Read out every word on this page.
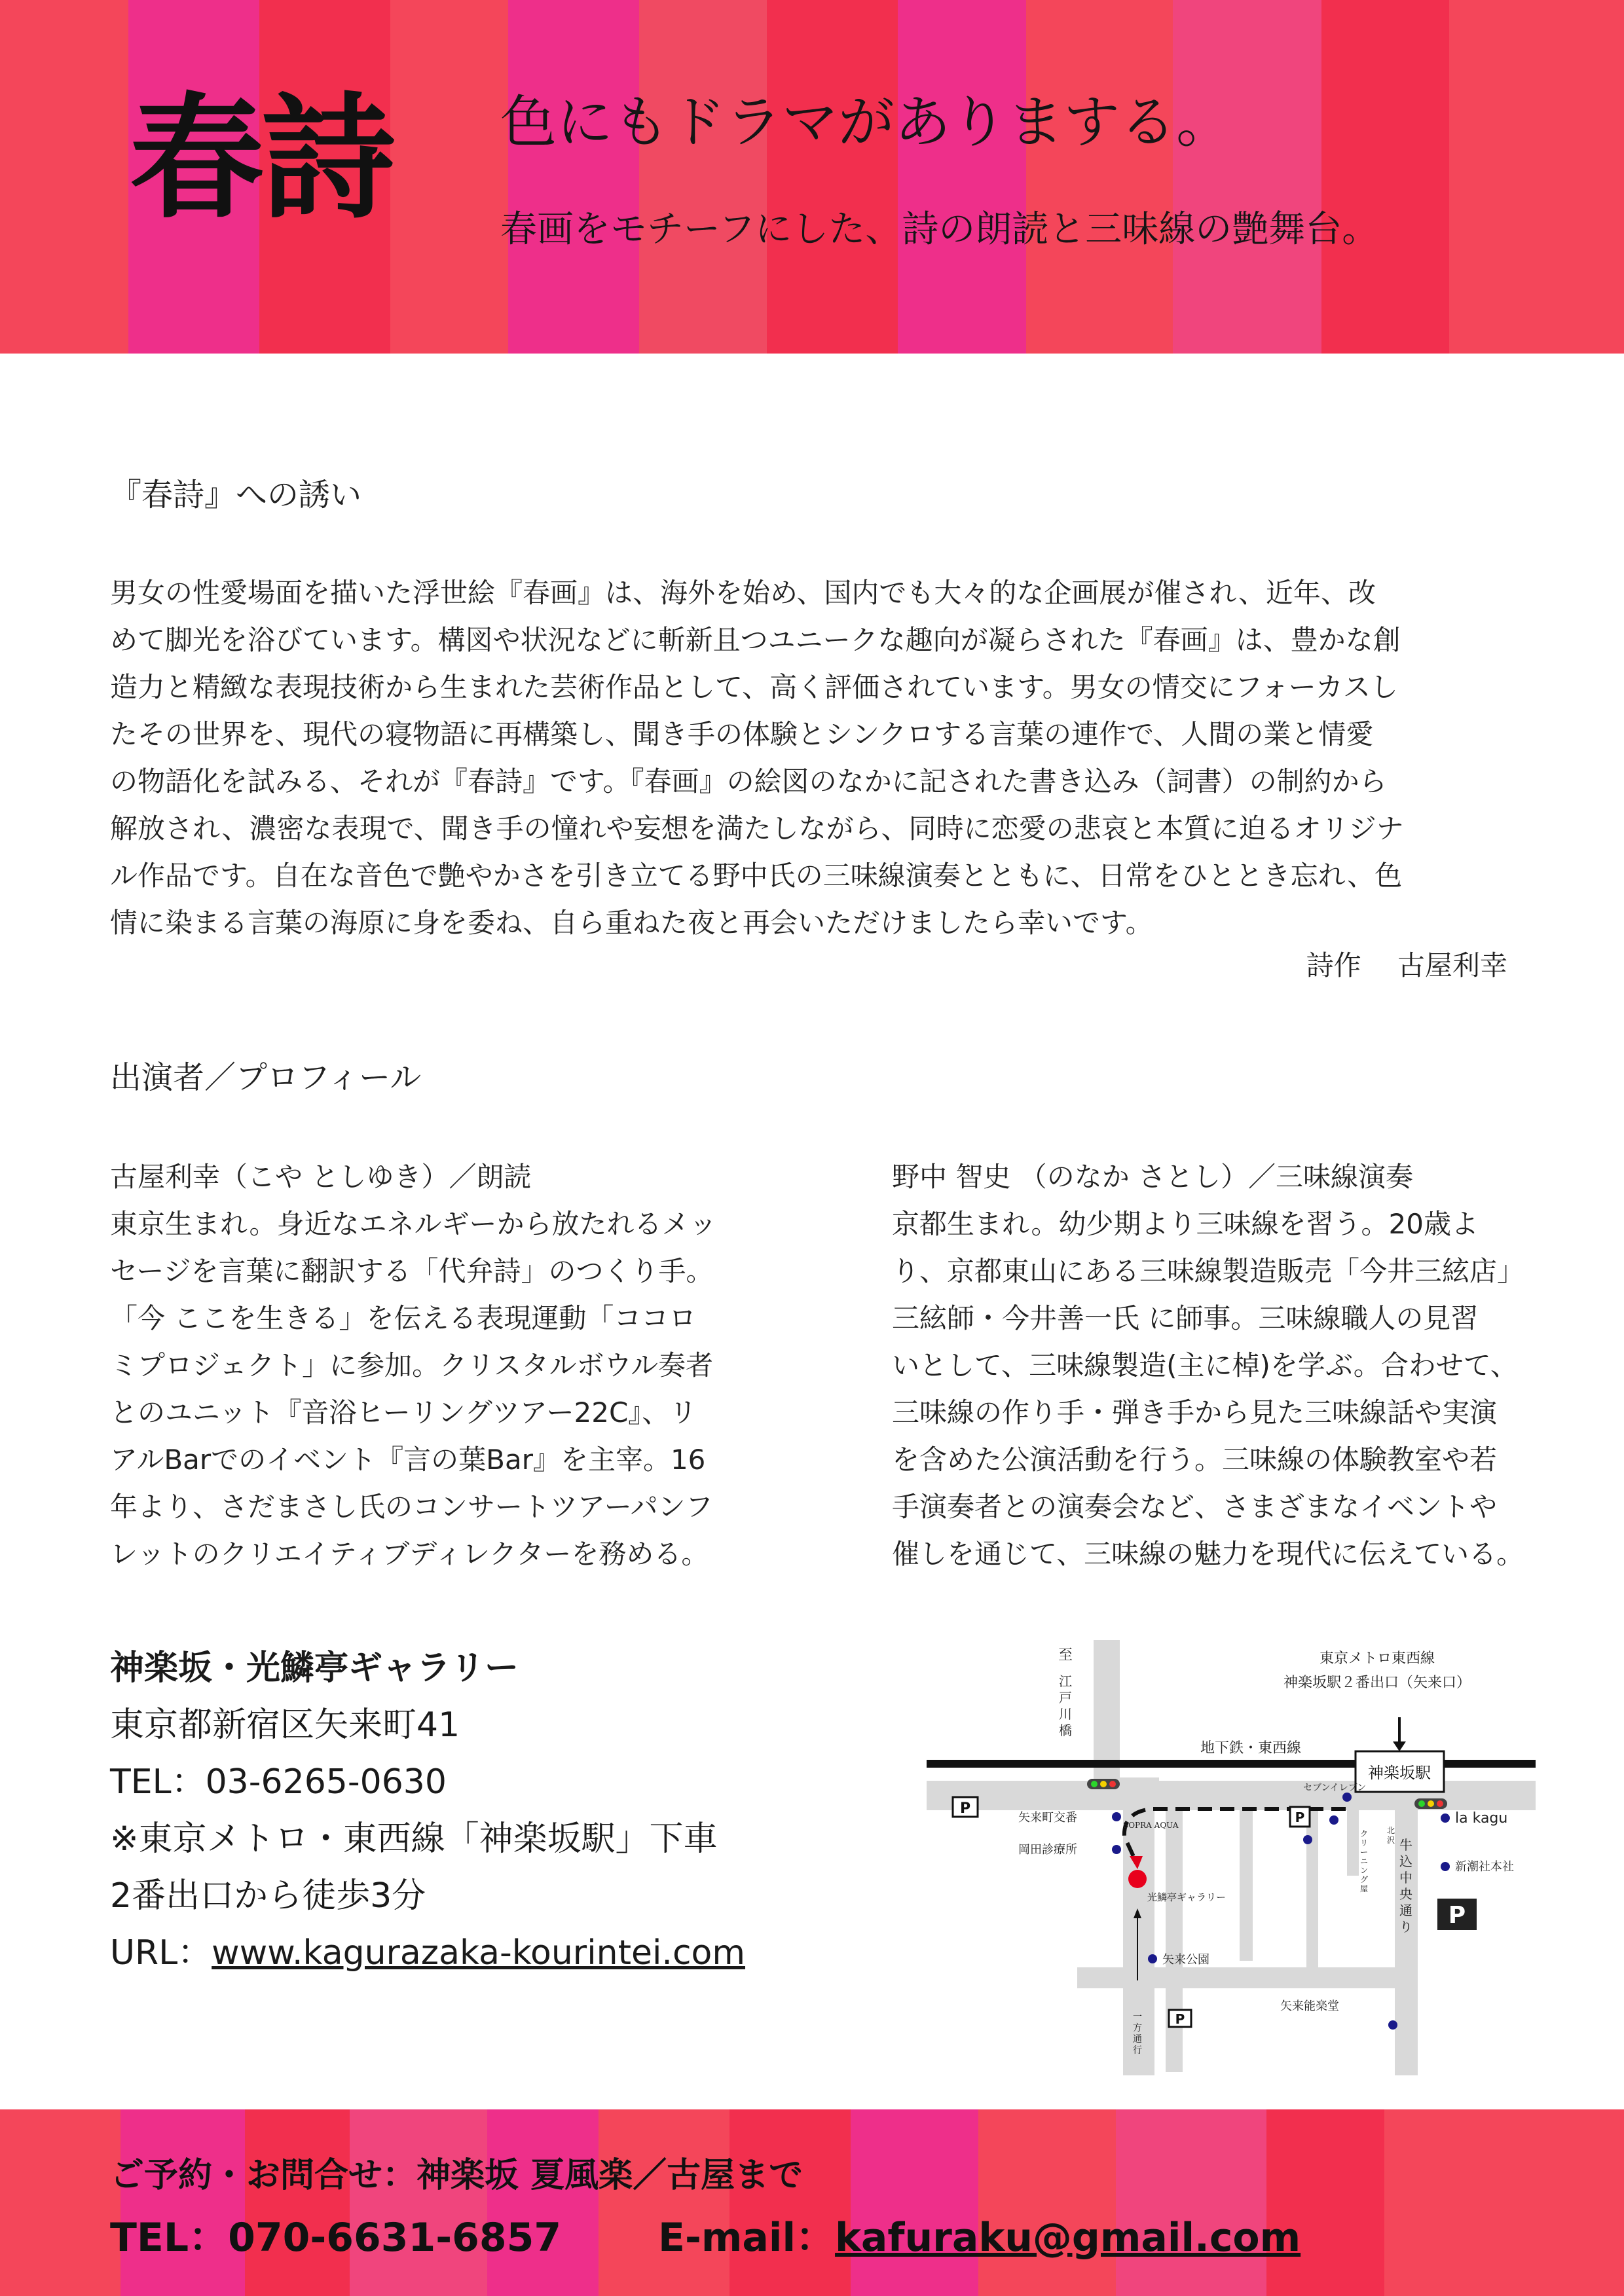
春詩 色にもドラマがありまする。
春画をモチーフにした、詩の朗読と三味線の艶舞台。
『春詩』への誘い

男女の性愛場面を描いた浮世絵『春画』は、海外を始め、国内でも大々的な企画展が催され、近年、改

めて脚光を浴びています。構図や状況などに斬新且つユニークな趣向が凝らされた『春画』は、豊かな創

造力と精緻な表現技術から生まれた芸術作品として、高く評価されています。男女の情交にフォーカスし

たその世界を、現代の寝物語に再構築し、聞き手の体験とシンクロする言葉の連作で、人間の業と情愛

の物語化を試みる、それが『春詩』です。『春画』の絵図のなかに記された書き込み（詞書）の制約から

解放され、濃密な表現で、聞き手の憧れや妄想を満たしながら、同時に恋愛の悲哀と本質に迫るオリジナ

ル作品です。自在な音色で艶やかさを引き立てる野中氏の三味線演奏とともに、日常をひととき忘れ、色

情に染まる言葉の海原に身を委ね、自ら重ねた夜と再会いただけましたら幸いです。

詩作　 古屋利幸
出演者／プロフィール

古屋利幸（こや としゆき）／朗読

東京生まれ。身近なエネルギーから放たれるメッ

セージを言葉に翻訳する「代弁詩」のつくり手。

「今 ここを生きる」を伝える表現運動「ココロ

ミプロジェクト」に参加。クリスタルボウル奏者

とのユニット『音浴ヒーリングツアー22C』、リ

アルBarでのイベント『言の葉Bar』を主宰。16

年より、さだまさし氏のコンサートツアーパンフ

レットのクリエイティブディレクターを務める。

野中 智史 （のなか さとし）／三味線演奏

京都生まれ。幼少期より三味線を習う。20歳よ

り、京都東山にある三味線製造販売「今井三絃店」

三絃師・今井善一氏 に師事。三味線職人の見習

いとして、三味線製造(主に棹)を学ぶ。合わせて、

三味線の作り手・弾き手から見た三味線話や実演

を含めた公演活動を行う。三味線の体験教室や若

手演奏者との演奏会など、さまざまなイベントや

催しを通じて、三味線の魅力を現代に伝えている。

神楽坂・光鱗亭ギャラリー

東京都新宿区矢来町41

TEL：03-6265-0630

※東京メトロ・東西線「神楽坂駅」下車

2番出口から徒歩3分

URL：www.kagurazaka-kourintei.com

神楽坂駅
東京メトロ東西線
神楽坂駅２番出口（矢来口）
地下鉄・東西線
至
江
戸
川
橋
光鱗亭ギャラリー
セブンイレブン
矢来町交番
SOPRA AQUA
岡田診療所
矢来公園
la kagu
新潮社本社
矢来能楽堂
ク
リ
ー
ニ
ン
グ
屋
北
沢 牛
込
中
央
通
り
一
方
通
行
P
P
P
P
ご予約・お問合せ：神楽坂 夏風楽／古屋まで
TEL：070-6631-6857 E-mail：kafuraku@gmail.com
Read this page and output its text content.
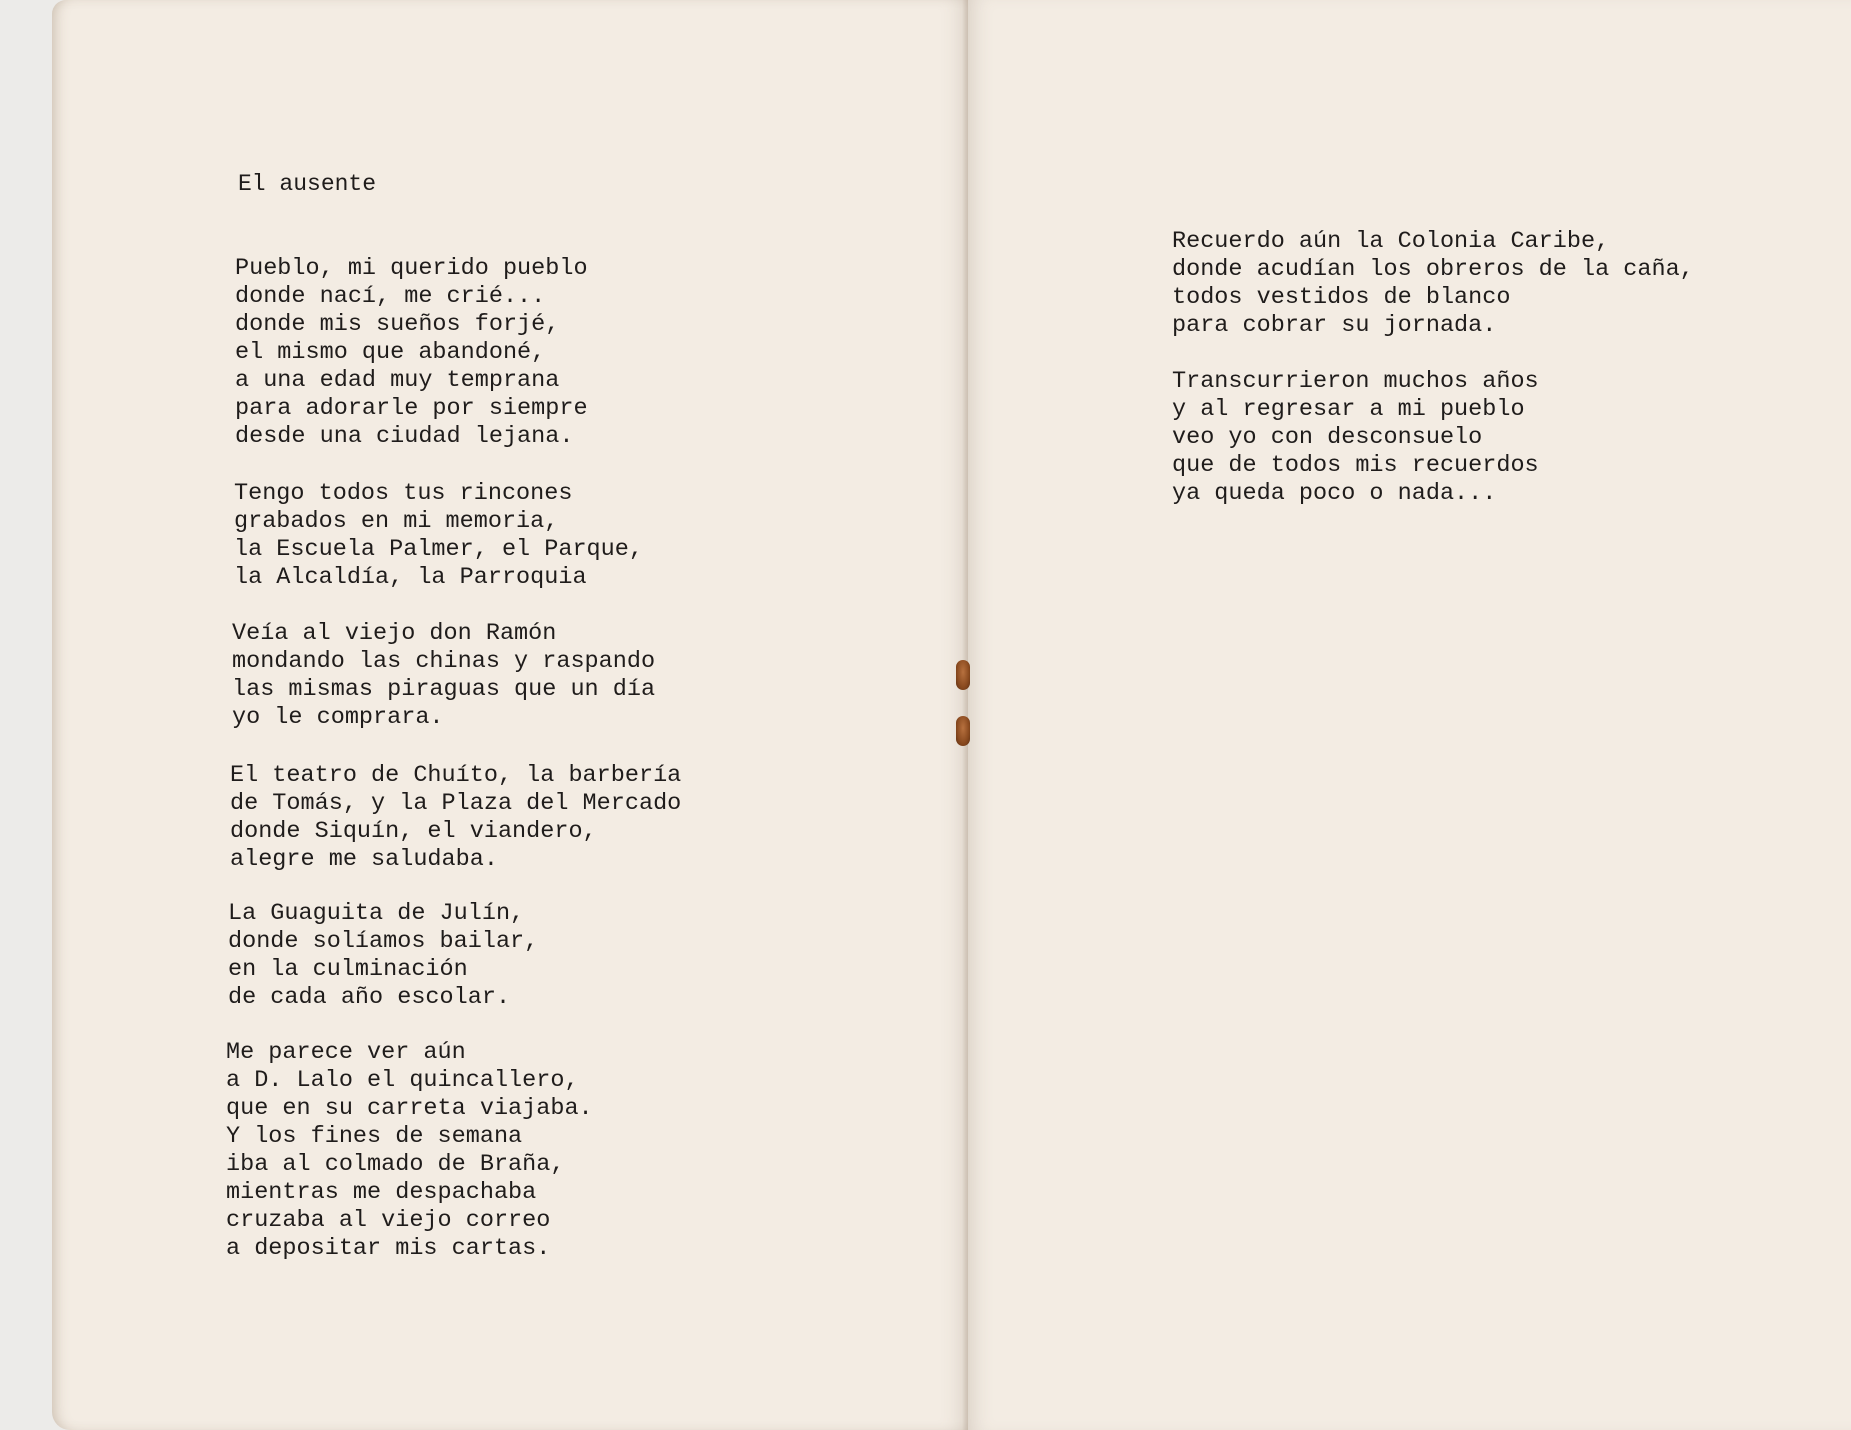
El ausente
Pueblo, mi querido pueblo
donde nací, me crié...
donde mis sueños forjé,
el mismo que abandoné,
a una edad muy temprana
para adorarle por siempre
desde una ciudad lejana.
Tengo todos tus rincones
grabados en mi memoria,
la Escuela Palmer, el Parque,
la Alcaldía, la Parroquia
Veía al viejo don Ramón
mondando las chinas y raspando
las mismas piraguas que un día
yo le comprara.
El teatro de Chuíto, la barbería
de Tomás, y la Plaza del Mercado
donde Siquín, el viandero,
alegre me saludaba.
La Guaguita de Julín,
donde solíamos bailar,
en la culminación
de cada año escolar.
Me parece ver aún
a D. Lalo el quincallero,
que en su carreta viajaba.
Y los fines de semana
iba al colmado de Braña,
mientras me despachaba
cruzaba al viejo correo
a depositar mis cartas.
Recuerdo aún la Colonia Caribe,
donde acudían los obreros de la caña,
todos vestidos de blanco
para cobrar su jornada.
Transcurrieron muchos años
y al regresar a mi pueblo
veo yo con desconsuelo
que de todos mis recuerdos
ya queda poco o nada...
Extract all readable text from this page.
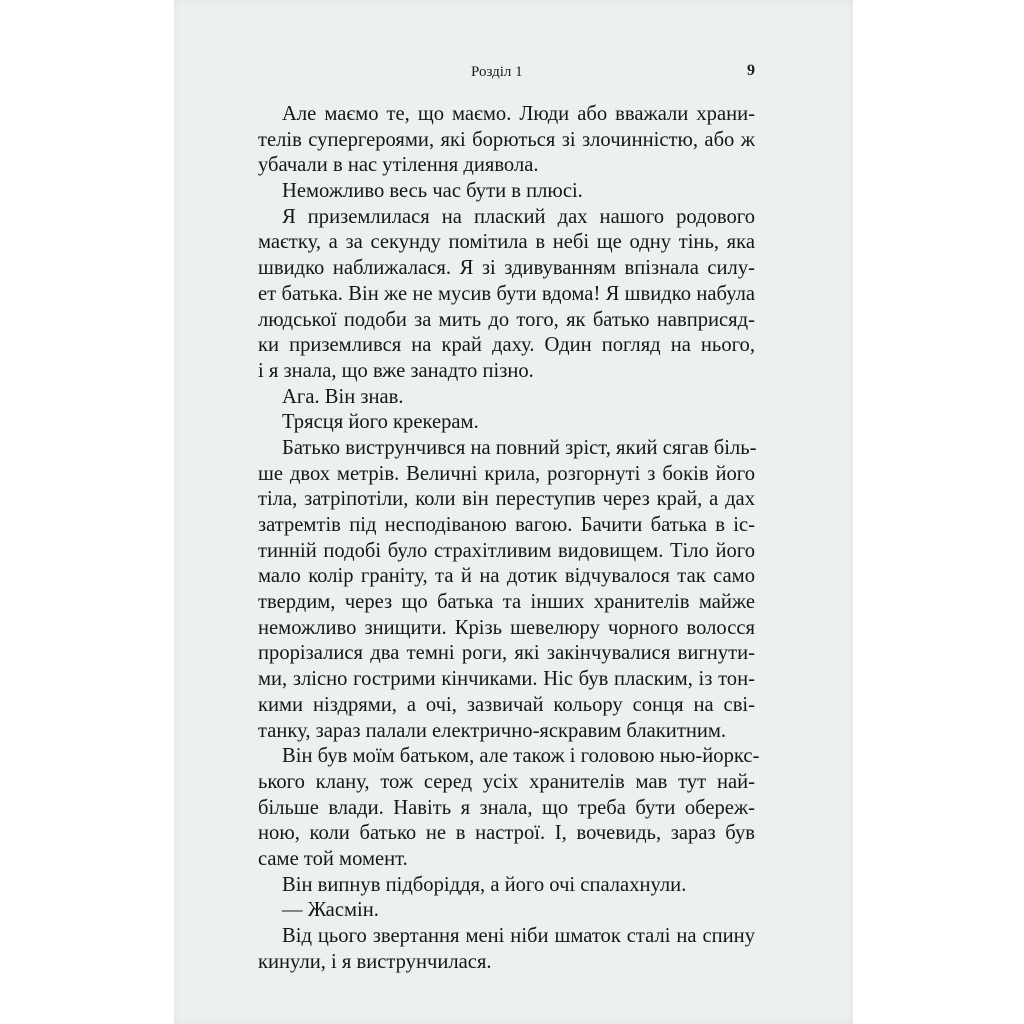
Розділ 1	9
Але маємо те, що маємо. Люди або вважали храни-
телів супергероями, які борються зі злочинністю, або ж
убачали в нас утілення диявола.
Неможливо весь час бути в плюсі.
Я приземлилася на плаский дах нашого родового
маєтку, а за секунду помітила в небі ще одну тінь, яка
швидко наближалася. Я зі здивуванням впізнала силу-
ет батька. Він же не мусив бути вдома! Я швидко набула
людської подоби за мить до того, як батько навприсяд-
ки приземлився на край даху. Один погляд на нього,
і я знала, що вже занадто пізно.
Ага. Він знав.
Трясця його крекерам.
Батько виструнчився на повний зріст, який сягав біль-
ше двох метрів. Величні крила, розгорнуті з боків його
тіла, затріпотіли, коли він переступив через край, а дах
затремтів під несподіваною вагою. Бачити батька в іс-
тинній подобі було страхітливим видовищем. Тіло його
мало колір граніту, та й на дотик відчувалося так само
твердим, через що батька та інших хранителів майже
неможливо знищити. Крізь шевелюру чорного волосся
прорізалися два темні роги, які закінчувалися вигнути-
ми, злісно гострими кінчиками. Ніс був пласким, із тон-
кими ніздрями, а очі, зазвичай кольору сонця на сві-
танку, зараз палали електрично-яскравим блакитним.
Він був моїм батьком, але також і головою нью-йоркс-
ького клану, тож серед усіх хранителів мав тут най-
більше влади. Навіть я знала, що треба бути обереж-
ною, коли батько не в настрої. І, вочевидь, зараз був
саме той момент.
Він випнув підборіддя, а його очі спалахнули.
— Жасмін.
Від цього звертання мені ніби шматок сталі на спину
кинули, і я виструнчилася.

════════

■ Exercise task ■
Where a line of the data holds "бути", show that line.

■ Written solution ■
Неможливо весь час бути в плюсі.
ет батька. Він же не мусив бути вдома! Я швидко набула
більше влади. Навіть я знала, що треба бути обереж-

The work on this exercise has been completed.